> _GIVEN TASK_: Make an exact copy of the listing below.

> _DATA FOR THIS EXERCISE_:
------------
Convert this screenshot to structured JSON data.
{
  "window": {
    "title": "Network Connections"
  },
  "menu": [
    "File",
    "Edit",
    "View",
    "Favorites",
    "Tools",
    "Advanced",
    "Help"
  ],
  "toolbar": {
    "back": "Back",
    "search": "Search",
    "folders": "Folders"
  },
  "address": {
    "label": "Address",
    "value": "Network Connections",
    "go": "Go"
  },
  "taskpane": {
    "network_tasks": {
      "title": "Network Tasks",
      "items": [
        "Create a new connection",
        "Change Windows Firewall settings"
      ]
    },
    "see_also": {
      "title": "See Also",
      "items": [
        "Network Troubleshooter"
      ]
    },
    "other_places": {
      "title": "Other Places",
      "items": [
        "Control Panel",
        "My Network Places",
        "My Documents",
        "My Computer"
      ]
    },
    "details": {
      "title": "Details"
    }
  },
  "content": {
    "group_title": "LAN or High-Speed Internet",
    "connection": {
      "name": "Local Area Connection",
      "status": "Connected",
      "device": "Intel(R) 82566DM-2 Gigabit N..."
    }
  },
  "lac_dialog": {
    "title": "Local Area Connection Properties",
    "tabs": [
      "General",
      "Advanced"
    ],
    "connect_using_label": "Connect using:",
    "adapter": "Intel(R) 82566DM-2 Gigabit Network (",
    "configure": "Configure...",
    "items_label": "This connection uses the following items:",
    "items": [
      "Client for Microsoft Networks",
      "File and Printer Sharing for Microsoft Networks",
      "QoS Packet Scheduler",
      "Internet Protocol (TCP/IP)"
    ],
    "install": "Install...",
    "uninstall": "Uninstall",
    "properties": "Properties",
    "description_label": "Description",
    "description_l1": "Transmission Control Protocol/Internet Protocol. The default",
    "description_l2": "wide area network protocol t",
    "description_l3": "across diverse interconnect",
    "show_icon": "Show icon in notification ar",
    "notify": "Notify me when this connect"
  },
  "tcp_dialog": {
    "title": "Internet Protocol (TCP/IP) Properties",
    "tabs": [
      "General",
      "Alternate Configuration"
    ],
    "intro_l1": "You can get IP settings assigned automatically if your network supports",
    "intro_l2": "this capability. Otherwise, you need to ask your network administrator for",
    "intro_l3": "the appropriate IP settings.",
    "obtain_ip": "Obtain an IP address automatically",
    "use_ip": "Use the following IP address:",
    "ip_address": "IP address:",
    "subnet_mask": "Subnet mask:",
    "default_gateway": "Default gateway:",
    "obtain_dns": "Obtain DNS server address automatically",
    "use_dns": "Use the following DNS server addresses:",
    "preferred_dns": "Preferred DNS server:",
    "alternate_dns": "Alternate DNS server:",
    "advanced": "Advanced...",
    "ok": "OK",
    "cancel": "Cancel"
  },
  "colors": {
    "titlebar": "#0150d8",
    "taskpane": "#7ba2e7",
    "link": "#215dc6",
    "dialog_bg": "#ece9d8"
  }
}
------------
> _SOLUTION TO THE EXERCISE_:
Convert this screenshot to structured JSON data.
{
  "window": {
    "title": "Network Connections"
  },
  "menu": [
    "File",
    "Edit",
    "View",
    "Favorites",
    "Tools",
    "Advanced",
    "Help"
  ],
  "toolbar": {
    "back": "Back",
    "search": "Search",
    "folders": "Folders"
  },
  "address": {
    "label": "Address",
    "value": "Network Connections",
    "go": "Go"
  },
  "taskpane": {
    "network_tasks": {
      "title": "Network Tasks",
      "items": [
        "Create a new connection",
        "Change Windows Firewall settings"
      ]
    },
    "see_also": {
      "title": "See Also",
      "items": [
        "Network Troubleshooter"
      ]
    },
    "other_places": {
      "title": "Other Places",
      "items": [
        "Control Panel",
        "My Network Places",
        "My Documents",
        "My Computer"
      ]
    },
    "details": {
      "title": "Details"
    }
  },
  "content": {
    "group_title": "LAN or High-Speed Internet",
    "connection": {
      "name": "Local Area Connection",
      "status": "Connected",
      "device": "Intel(R) 82566DM-2 Gigabit N..."
    }
  },
  "lac_dialog": {
    "title": "Local Area Connection Properties",
    "tabs": [
      "General",
      "Advanced"
    ],
    "connect_using_label": "Connect using:",
    "adapter": "Intel(R) 82566DM-2 Gigabit Network (",
    "configure": "Configure...",
    "items_label": "This connection uses the following items:",
    "items": [
      "Client for Microsoft Networks",
      "File and Printer Sharing for Microsoft Networks",
      "QoS Packet Scheduler",
      "Internet Protocol (TCP/IP)"
    ],
    "install": "Install...",
    "uninstall": "Uninstall",
    "properties": "Properties",
    "description_label": "Description",
    "description_l1": "Transmission Control Protocol/Internet Protocol. The default",
    "description_l2": "wide area network protocol t",
    "description_l3": "across diverse interconnect",
    "show_icon": "Show icon in notification ar",
    "notify": "Notify me when this connect"
  },
  "tcp_dialog": {
    "title": "Internet Protocol (TCP/IP) Properties",
    "tabs": [
      "General",
      "Alternate Configuration"
    ],
    "intro_l1": "You can get IP settings assigned automatically if your network supports",
    "intro_l2": "this capability. Otherwise, you need to ask your network administrator for",
    "intro_l3": "the appropriate IP settings.",
    "obtain_ip": "Obtain an IP address automatically",
    "use_ip": "Use the following IP address:",
    "ip_address": "IP address:",
    "subnet_mask": "Subnet mask:",
    "default_gateway": "Default gateway:",
    "obtain_dns": "Obtain DNS server address automatically",
    "use_dns": "Use the following DNS server addresses:",
    "preferred_dns": "Preferred DNS server:",
    "alternate_dns": "Alternate DNS server:",
    "advanced": "Advanced...",
    "ok": "OK",
    "cancel": "Cancel"
  },
  "colors": {
    "titlebar": "#0150d8",
    "taskpane": "#7ba2e7",
    "link": "#215dc6",
    "dialog_bg": "#ece9d8"
  }
}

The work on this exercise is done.